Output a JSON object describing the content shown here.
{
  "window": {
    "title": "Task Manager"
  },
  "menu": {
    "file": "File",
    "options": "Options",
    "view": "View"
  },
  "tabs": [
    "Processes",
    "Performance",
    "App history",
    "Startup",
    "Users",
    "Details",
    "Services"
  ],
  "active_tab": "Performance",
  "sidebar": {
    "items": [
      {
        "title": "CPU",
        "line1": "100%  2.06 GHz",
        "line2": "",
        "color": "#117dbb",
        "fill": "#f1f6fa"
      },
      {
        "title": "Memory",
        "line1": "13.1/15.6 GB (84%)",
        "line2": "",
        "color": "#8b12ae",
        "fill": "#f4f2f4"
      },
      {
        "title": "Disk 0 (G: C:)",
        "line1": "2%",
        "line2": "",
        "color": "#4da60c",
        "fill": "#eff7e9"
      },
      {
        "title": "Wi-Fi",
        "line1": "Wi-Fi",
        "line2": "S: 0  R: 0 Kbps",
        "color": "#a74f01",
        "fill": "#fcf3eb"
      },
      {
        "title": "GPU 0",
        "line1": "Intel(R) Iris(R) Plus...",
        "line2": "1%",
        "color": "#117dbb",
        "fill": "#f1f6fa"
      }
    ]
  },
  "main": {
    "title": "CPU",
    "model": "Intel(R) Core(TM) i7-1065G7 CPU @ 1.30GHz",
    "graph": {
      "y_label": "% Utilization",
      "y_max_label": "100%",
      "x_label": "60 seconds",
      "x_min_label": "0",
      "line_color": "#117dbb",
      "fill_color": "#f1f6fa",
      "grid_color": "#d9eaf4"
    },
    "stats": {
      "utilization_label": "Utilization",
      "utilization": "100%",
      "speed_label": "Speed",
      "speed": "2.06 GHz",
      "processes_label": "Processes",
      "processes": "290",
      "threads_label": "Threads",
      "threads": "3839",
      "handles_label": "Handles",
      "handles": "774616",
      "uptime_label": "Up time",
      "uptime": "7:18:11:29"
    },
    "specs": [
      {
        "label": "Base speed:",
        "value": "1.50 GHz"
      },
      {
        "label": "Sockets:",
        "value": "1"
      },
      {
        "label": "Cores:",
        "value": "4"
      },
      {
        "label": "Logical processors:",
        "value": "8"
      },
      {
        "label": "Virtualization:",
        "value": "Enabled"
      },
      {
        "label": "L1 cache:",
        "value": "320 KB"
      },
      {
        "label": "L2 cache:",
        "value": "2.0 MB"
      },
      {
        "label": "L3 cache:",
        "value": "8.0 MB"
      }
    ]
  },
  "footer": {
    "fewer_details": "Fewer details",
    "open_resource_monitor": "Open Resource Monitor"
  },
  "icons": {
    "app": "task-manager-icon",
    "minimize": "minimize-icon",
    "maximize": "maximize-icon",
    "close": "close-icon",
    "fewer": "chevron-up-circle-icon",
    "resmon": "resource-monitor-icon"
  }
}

++++++++

- _PROBLEM TO SOLVE_
Of all the lines in the data above, state how many include "cache". Say only the number.

- _FINISHED EXERCISE_
3